What to do: Reproduce verbatim the stretch of the material from the line containing "text: IMF (VOA) [576,345,646,362]" through the final line of the material.

Image layout annotations
[Begin]

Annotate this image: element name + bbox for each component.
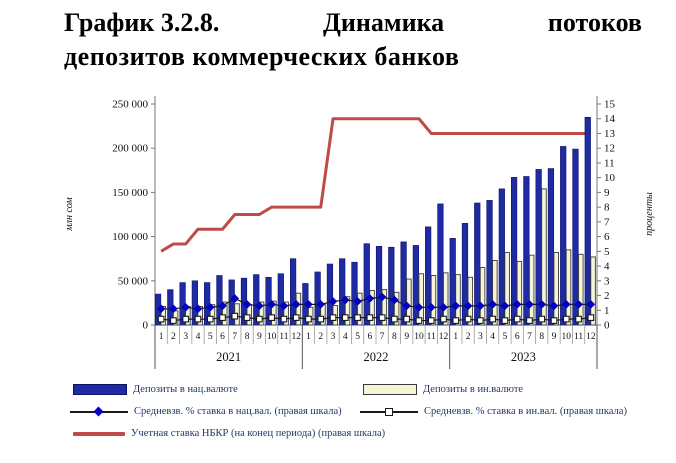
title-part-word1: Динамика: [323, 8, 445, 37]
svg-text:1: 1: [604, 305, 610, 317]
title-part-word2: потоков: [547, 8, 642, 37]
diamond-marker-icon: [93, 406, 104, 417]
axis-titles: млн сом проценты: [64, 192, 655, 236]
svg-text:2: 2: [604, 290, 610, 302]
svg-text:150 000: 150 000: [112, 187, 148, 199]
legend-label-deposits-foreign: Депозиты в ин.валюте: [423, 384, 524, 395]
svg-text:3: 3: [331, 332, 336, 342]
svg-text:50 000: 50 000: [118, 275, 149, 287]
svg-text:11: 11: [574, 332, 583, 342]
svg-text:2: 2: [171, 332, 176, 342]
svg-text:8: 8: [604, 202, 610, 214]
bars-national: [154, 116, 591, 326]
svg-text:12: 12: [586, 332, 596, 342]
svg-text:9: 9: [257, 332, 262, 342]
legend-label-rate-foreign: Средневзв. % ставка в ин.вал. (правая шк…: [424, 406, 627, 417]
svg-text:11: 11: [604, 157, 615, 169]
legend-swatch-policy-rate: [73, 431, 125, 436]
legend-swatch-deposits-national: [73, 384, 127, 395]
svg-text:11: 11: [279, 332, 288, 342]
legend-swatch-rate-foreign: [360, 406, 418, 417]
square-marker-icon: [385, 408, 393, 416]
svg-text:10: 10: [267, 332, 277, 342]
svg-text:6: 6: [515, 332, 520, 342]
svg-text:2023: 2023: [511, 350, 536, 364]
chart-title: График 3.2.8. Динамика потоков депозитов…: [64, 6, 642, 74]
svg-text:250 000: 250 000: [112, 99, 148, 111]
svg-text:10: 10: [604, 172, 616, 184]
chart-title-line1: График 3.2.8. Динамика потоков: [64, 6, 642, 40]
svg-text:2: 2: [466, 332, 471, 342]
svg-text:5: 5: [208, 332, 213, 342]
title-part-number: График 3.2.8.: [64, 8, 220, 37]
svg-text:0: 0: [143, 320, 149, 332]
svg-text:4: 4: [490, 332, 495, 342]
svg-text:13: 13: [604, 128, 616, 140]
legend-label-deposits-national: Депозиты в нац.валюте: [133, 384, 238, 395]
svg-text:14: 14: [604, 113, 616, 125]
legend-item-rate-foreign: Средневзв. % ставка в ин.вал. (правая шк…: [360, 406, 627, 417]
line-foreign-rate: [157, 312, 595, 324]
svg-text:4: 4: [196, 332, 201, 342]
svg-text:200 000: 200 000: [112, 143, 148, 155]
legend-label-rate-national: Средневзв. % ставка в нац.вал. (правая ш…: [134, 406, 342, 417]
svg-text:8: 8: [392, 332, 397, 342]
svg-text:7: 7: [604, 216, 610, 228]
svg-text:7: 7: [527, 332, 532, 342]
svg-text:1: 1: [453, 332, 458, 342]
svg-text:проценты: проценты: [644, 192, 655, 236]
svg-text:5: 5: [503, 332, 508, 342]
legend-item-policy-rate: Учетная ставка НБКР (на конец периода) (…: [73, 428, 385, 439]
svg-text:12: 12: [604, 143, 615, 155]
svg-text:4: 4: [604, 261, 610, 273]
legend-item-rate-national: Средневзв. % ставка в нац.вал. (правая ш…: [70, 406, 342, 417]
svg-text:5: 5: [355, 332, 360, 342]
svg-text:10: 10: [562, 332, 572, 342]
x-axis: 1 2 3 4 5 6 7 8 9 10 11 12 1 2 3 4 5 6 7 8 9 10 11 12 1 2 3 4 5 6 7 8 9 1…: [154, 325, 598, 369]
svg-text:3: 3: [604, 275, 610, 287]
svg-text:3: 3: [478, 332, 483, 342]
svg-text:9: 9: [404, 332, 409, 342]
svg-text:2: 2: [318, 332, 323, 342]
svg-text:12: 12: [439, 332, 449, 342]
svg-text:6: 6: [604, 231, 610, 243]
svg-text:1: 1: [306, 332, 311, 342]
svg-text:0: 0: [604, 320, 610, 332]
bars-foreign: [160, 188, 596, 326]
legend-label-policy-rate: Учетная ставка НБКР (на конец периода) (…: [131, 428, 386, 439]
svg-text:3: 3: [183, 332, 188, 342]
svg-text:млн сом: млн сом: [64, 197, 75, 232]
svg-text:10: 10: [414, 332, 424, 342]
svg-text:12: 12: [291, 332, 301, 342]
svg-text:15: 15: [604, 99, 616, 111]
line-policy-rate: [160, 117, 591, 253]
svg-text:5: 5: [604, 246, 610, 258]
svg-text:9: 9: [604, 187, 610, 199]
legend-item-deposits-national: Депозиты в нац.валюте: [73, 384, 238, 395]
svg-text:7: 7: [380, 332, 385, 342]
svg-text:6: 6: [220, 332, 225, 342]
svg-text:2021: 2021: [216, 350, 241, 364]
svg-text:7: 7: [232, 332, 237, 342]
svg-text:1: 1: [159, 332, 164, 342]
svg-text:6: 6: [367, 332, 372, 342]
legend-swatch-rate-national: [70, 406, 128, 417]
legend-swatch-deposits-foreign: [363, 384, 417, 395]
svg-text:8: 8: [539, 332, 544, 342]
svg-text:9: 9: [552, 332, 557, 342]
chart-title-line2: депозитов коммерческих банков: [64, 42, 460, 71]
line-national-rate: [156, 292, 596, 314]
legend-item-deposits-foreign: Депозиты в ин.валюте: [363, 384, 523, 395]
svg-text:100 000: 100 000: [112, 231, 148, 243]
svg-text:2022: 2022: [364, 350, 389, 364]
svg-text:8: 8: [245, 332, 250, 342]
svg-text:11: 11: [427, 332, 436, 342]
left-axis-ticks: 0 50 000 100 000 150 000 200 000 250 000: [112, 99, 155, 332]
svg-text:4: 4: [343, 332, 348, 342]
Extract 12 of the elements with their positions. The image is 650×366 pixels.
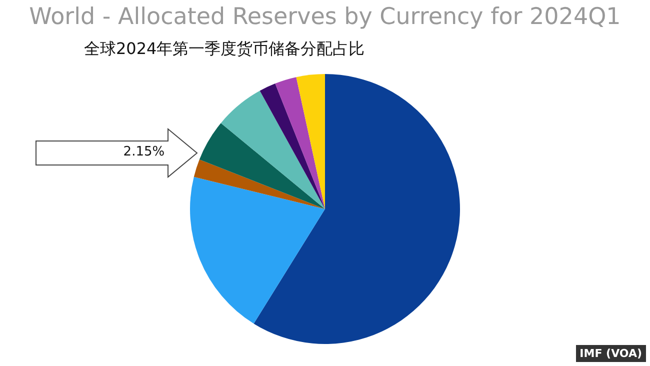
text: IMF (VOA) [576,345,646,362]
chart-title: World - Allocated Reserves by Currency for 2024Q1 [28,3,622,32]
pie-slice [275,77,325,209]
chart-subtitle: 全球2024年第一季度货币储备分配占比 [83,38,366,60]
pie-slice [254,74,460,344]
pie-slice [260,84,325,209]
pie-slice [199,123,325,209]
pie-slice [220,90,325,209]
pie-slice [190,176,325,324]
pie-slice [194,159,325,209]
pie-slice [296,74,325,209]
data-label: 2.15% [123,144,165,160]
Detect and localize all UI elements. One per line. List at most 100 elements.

[End]

Answer to this problem:
text: IMF (VOA) [576,345,646,362]
chart-title: World - Allocated Reserves by Currency for 2024Q1 [28,3,622,32]
pie-slice [275,77,325,209]
chart-subtitle: 全球2024年第一季度货币储备分配占比 [83,38,366,60]
pie-slice [254,74,460,344]
pie-slice [260,84,325,209]
pie-slice [199,123,325,209]
pie-slice [220,90,325,209]
pie-slice [190,176,325,324]
pie-slice [194,159,325,209]
pie-slice [296,74,325,209]
data-label: 2.15% [123,144,165,160]
Detect and localize all UI elements. One per line. List at most 100 elements.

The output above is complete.